Start of Listed entries

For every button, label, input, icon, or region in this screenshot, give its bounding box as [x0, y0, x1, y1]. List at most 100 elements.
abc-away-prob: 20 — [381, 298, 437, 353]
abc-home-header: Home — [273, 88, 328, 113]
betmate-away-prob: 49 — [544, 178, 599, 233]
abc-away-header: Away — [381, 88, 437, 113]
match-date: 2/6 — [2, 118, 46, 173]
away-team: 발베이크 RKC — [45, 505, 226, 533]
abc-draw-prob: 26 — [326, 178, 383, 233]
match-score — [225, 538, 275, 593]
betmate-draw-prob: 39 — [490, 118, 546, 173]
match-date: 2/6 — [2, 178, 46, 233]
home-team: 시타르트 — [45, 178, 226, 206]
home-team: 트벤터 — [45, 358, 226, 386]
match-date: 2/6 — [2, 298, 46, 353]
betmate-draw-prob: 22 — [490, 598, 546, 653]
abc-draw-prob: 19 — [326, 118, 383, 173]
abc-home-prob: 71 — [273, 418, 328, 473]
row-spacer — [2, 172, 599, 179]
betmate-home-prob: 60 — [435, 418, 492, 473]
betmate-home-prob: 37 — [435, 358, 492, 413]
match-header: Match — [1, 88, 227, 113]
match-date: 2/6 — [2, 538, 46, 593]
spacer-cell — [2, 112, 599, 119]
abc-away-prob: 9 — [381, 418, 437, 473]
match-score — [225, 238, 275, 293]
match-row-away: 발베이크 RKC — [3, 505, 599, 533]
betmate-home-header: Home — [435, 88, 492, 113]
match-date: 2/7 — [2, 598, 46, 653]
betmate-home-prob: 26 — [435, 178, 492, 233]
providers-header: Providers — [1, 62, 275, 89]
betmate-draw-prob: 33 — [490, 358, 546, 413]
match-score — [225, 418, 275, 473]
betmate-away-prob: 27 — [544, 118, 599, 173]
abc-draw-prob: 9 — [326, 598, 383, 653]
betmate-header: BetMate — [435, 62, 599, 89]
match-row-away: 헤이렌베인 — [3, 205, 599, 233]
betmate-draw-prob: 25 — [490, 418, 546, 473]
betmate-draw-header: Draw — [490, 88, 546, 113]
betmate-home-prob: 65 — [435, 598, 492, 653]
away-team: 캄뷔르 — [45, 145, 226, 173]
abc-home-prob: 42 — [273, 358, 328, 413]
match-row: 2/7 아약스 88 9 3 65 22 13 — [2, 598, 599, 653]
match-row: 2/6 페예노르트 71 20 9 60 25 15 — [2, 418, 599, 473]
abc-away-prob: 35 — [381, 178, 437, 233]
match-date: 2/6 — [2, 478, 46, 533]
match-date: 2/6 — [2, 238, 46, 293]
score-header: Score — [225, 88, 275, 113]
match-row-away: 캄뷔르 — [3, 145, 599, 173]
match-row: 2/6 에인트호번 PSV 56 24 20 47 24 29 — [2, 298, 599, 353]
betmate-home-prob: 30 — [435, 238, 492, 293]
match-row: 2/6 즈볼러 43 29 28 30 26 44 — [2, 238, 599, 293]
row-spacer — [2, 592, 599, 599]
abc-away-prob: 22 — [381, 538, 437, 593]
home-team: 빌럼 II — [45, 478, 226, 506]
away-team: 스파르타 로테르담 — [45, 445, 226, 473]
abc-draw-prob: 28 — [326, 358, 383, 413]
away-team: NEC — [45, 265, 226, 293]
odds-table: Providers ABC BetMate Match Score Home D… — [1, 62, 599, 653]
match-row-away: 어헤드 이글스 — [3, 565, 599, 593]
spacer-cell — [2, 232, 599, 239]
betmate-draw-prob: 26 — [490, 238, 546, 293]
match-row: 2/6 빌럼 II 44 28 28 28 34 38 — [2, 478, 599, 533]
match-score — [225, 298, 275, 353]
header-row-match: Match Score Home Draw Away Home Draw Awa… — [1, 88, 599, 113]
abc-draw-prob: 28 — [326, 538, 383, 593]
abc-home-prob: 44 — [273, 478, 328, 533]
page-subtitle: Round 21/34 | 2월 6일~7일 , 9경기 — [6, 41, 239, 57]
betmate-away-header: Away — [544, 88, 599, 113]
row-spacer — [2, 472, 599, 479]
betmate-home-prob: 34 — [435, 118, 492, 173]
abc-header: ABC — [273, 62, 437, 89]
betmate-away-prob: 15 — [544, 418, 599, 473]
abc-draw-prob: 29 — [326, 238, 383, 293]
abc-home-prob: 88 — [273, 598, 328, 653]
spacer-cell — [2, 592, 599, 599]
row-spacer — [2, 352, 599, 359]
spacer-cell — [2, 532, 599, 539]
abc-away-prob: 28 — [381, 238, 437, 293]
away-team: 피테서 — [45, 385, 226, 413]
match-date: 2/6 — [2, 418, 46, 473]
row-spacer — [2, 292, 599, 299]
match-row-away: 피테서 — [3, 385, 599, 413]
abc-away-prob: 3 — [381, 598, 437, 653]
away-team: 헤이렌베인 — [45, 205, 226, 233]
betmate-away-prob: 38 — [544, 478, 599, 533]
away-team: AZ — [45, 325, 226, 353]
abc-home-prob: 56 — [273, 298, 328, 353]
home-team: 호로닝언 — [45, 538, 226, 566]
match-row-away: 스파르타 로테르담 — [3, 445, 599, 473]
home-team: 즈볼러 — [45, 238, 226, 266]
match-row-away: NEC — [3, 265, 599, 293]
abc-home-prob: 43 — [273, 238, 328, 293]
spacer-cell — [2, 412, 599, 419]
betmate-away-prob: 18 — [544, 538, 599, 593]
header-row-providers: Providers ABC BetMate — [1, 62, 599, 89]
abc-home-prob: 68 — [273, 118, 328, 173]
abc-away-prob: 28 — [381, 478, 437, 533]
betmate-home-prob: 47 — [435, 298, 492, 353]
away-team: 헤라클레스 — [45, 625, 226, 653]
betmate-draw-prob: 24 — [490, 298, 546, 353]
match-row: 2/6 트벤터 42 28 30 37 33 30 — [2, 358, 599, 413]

End of Listed entries

→ **Given exercise**:
Copy out every line of the listing above, word for word.

→ **Task result**:
For every button, label, input, icon, or region in this screenshot, give its bounding box as [x0, y0, x1, y1]. List at most 100 elements.
abc-away-prob: 20 — [381, 298, 437, 353]
abc-home-header: Home — [273, 88, 328, 113]
betmate-away-prob: 49 — [544, 178, 599, 233]
abc-away-header: Away — [381, 88, 437, 113]
match-date: 2/6 — [2, 118, 46, 173]
away-team: 발베이크 RKC — [45, 505, 226, 533]
abc-draw-prob: 26 — [326, 178, 383, 233]
match-score — [225, 538, 275, 593]
betmate-draw-prob: 39 — [490, 118, 546, 173]
match-date: 2/6 — [2, 178, 46, 233]
home-team: 시타르트 — [45, 178, 226, 206]
home-team: 트벤터 — [45, 358, 226, 386]
match-date: 2/6 — [2, 298, 46, 353]
betmate-draw-prob: 22 — [490, 598, 546, 653]
abc-draw-prob: 19 — [326, 118, 383, 173]
abc-home-prob: 71 — [273, 418, 328, 473]
row-spacer — [2, 172, 599, 179]
betmate-home-prob: 60 — [435, 418, 492, 473]
betmate-home-prob: 37 — [435, 358, 492, 413]
match-header: Match — [1, 88, 227, 113]
match-date: 2/6 — [2, 538, 46, 593]
spacer-cell — [2, 112, 599, 119]
abc-away-prob: 9 — [381, 418, 437, 473]
match-score — [225, 238, 275, 293]
match-row-away: 발베이크 RKC — [3, 505, 599, 533]
betmate-home-header: Home — [435, 88, 492, 113]
match-date: 2/7 — [2, 598, 46, 653]
betmate-home-prob: 26 — [435, 178, 492, 233]
providers-header: Providers — [1, 62, 275, 89]
betmate-draw-prob: 33 — [490, 358, 546, 413]
match-score — [225, 418, 275, 473]
betmate-away-prob: 27 — [544, 118, 599, 173]
abc-draw-prob: 9 — [326, 598, 383, 653]
betmate-header: BetMate — [435, 62, 599, 89]
match-row-away: 헤이렌베인 — [3, 205, 599, 233]
betmate-draw-prob: 25 — [490, 418, 546, 473]
betmate-draw-header: Draw — [490, 88, 546, 113]
betmate-home-prob: 65 — [435, 598, 492, 653]
away-team: 캄뷔르 — [45, 145, 226, 173]
abc-home-prob: 42 — [273, 358, 328, 413]
match-row: 2/7 아약스 88 9 3 65 22 13 — [2, 598, 599, 653]
match-row: 2/6 페예노르트 71 20 9 60 25 15 — [2, 418, 599, 473]
abc-away-prob: 35 — [381, 178, 437, 233]
match-date: 2/6 — [2, 478, 46, 533]
match-date: 2/6 — [2, 238, 46, 293]
score-header: Score — [225, 88, 275, 113]
match-row-away: 캄뷔르 — [3, 145, 599, 173]
match-row: 2/6 에인트호번 PSV 56 24 20 47 24 29 — [2, 298, 599, 353]
betmate-home-prob: 30 — [435, 238, 492, 293]
match-row: 2/6 즈볼러 43 29 28 30 26 44 — [2, 238, 599, 293]
row-spacer — [2, 592, 599, 599]
abc-away-prob: 22 — [381, 538, 437, 593]
home-team: 빌럼 II — [45, 478, 226, 506]
away-team: 스파르타 로테르담 — [45, 445, 226, 473]
abc-draw-prob: 28 — [326, 358, 383, 413]
away-team: NEC — [45, 265, 226, 293]
odds-table: Providers ABC BetMate Match Score Home D… — [1, 62, 599, 653]
match-row-away: 어헤드 이글스 — [3, 565, 599, 593]
spacer-cell — [2, 232, 599, 239]
betmate-draw-prob: 26 — [490, 238, 546, 293]
match-row: 2/6 빌럼 II 44 28 28 28 34 38 — [2, 478, 599, 533]
match-score — [225, 298, 275, 353]
header-row-match: Match Score Home Draw Away Home Draw Awa… — [1, 88, 599, 113]
abc-draw-prob: 28 — [326, 538, 383, 593]
abc-home-prob: 44 — [273, 478, 328, 533]
page-subtitle: Round 21/34 | 2월 6일~7일 , 9경기 — [6, 41, 239, 57]
betmate-away-header: Away — [544, 88, 599, 113]
row-spacer — [2, 472, 599, 479]
betmate-home-prob: 34 — [435, 118, 492, 173]
abc-header: ABC — [273, 62, 437, 89]
betmate-away-prob: 15 — [544, 418, 599, 473]
abc-draw-prob: 29 — [326, 238, 383, 293]
abc-home-prob: 88 — [273, 598, 328, 653]
spacer-cell — [2, 592, 599, 599]
row-spacer — [2, 352, 599, 359]
spacer-cell — [2, 532, 599, 539]
abc-away-prob: 28 — [381, 238, 437, 293]
away-team: 피테서 — [45, 385, 226, 413]
match-date: 2/6 — [2, 418, 46, 473]
row-spacer — [2, 292, 599, 299]
match-row-away: 피테서 — [3, 385, 599, 413]
abc-away-prob: 3 — [381, 598, 437, 653]
away-team: 헤이렌베인 — [45, 205, 226, 233]
betmate-away-prob: 38 — [544, 478, 599, 533]
away-team: AZ — [45, 325, 226, 353]
abc-home-prob: 56 — [273, 298, 328, 353]
home-team: 호로닝언 — [45, 538, 226, 566]
match-row-away: 스파르타 로테르담 — [3, 445, 599, 473]
home-team: 즈볼러 — [45, 238, 226, 266]
match-row-away: NEC — [3, 265, 599, 293]
abc-home-prob: 43 — [273, 238, 328, 293]
spacer-cell — [2, 412, 599, 419]
betmate-away-prob: 18 — [544, 538, 599, 593]
header-row-providers: Providers ABC BetMate — [1, 62, 599, 89]
abc-home-prob: 68 — [273, 118, 328, 173]
abc-away-prob: 28 — [381, 478, 437, 533]
betmate-home-prob: 47 — [435, 298, 492, 353]
away-team: 헤라클레스 — [45, 625, 226, 653]
betmate-draw-prob: 24 — [490, 298, 546, 353]
match-row: 2/6 트벤터 42 28 30 37 33 30 — [2, 358, 599, 413]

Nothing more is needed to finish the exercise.